Description of the task: Give the material again in full, matching it exactly.
-- Start Data excerpts --
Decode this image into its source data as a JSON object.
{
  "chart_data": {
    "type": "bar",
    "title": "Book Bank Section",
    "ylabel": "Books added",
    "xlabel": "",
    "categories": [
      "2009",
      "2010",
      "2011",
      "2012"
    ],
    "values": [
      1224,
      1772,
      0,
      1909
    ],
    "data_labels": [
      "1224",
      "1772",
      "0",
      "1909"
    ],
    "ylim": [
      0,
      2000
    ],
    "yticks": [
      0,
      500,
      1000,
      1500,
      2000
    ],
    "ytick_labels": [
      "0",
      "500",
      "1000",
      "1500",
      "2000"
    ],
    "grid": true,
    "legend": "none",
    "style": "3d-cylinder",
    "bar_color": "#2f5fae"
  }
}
-- End Data excerpts --
Answer to this task:
Decode this image into its source data as a JSON object.
{
  "chart_data": {
    "type": "bar",
    "title": "Book Bank Section",
    "ylabel": "Books added",
    "xlabel": "",
    "categories": [
      "2009",
      "2010",
      "2011",
      "2012"
    ],
    "values": [
      1224,
      1772,
      0,
      1909
    ],
    "data_labels": [
      "1224",
      "1772",
      "0",
      "1909"
    ],
    "ylim": [
      0,
      2000
    ],
    "yticks": [
      0,
      500,
      1000,
      1500,
      2000
    ],
    "ytick_labels": [
      "0",
      "500",
      "1000",
      "1500",
      "2000"
    ],
    "grid": true,
    "legend": "none",
    "style": "3d-cylinder",
    "bar_color": "#2f5fae"
  }
}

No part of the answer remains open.